» Material supplied
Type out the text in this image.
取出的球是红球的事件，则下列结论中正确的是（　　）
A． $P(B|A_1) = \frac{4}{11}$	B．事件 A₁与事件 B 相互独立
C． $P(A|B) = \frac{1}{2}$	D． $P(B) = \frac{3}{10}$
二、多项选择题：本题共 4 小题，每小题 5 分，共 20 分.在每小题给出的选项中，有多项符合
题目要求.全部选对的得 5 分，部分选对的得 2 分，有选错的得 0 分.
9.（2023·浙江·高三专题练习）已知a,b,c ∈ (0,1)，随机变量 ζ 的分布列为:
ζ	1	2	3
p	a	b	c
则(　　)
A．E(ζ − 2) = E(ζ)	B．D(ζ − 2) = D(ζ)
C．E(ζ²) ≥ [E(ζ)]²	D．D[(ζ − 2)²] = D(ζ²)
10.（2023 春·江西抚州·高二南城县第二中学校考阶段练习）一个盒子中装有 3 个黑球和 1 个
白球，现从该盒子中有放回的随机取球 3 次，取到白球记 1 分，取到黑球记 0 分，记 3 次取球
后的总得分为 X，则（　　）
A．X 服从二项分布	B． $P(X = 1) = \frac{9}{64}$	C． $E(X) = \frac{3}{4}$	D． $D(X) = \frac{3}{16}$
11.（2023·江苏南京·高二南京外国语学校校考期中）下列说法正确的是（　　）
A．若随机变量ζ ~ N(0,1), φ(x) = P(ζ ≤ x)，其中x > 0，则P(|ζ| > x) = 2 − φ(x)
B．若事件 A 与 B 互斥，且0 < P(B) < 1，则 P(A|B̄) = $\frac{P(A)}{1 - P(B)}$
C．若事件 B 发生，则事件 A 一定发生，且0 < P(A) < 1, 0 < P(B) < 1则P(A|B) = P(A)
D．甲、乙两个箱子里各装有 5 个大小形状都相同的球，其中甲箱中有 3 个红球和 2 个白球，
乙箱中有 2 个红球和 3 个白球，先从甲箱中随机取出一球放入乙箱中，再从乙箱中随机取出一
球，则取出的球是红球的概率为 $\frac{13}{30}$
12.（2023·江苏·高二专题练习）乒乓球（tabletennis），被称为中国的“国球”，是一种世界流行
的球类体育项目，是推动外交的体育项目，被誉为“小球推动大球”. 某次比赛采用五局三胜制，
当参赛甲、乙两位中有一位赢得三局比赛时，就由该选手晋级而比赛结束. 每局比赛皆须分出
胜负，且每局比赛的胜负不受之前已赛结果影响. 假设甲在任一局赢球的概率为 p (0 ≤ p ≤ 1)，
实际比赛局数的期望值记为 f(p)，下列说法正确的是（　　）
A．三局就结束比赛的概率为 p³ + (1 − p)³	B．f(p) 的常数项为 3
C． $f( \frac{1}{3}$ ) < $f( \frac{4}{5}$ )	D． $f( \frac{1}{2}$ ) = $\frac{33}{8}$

» Brief
Filter the records for lines holding the string "个红球和". Copy each one.

» The reply
D．甲、乙两个箱子里各装有 5 个大小形状都相同的球，其中甲箱中有 3 个红球和 2 个白球，
乙箱中有 2 个红球和 3 个白球，先从甲箱中随机取出一球放入乙箱中，再从乙箱中随机取出一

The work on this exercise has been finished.